* BEGIN *

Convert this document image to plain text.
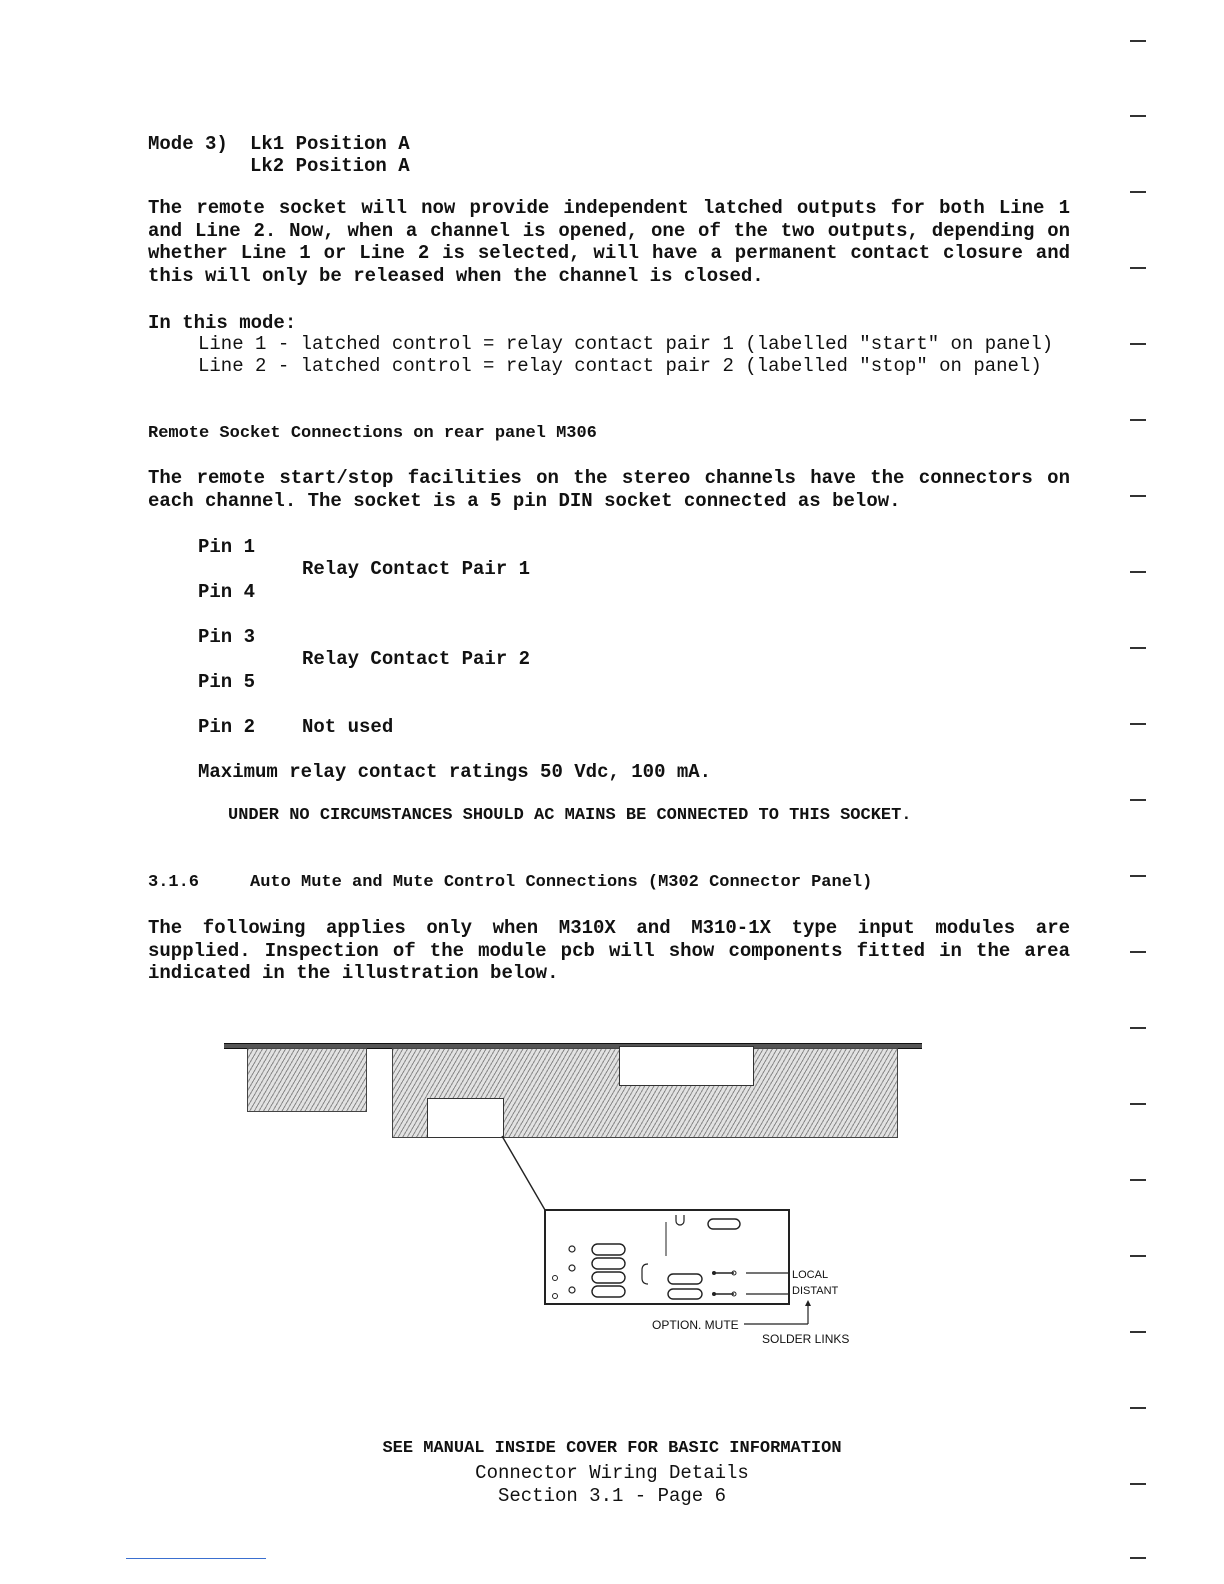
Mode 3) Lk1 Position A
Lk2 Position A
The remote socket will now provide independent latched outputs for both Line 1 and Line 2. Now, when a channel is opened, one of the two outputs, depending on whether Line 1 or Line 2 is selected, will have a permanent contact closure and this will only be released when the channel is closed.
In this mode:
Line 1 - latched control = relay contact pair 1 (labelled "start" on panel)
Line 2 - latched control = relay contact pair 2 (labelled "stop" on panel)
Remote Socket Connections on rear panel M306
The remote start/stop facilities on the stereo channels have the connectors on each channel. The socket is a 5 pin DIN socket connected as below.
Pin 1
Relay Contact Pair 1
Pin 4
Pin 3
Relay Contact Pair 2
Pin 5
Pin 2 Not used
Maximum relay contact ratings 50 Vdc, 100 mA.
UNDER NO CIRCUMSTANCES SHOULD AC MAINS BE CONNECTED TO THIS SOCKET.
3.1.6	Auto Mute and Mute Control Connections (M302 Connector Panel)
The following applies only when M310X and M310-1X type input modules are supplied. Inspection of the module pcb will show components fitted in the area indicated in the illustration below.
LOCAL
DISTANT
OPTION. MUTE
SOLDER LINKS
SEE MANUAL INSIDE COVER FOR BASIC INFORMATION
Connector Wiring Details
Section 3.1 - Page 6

* END *

» **EXERCISE BRIEF**
Check all the records above and select each line where the string "when" is found.

» **FINAL RESULT**
The remote socket will now provide independent latched outputs for both Line 1 and Line 2. Now, when a channel is opened, one of the two outputs, depending on whether Line 1 or Line 2 is selected, will have a permanent contact closure and this will only be released when the channel is closed.
The following applies only when M310X and M310-1X type input modules are supplied. Inspection of the module pcb will show components fitted in the area indicated in the illustration below.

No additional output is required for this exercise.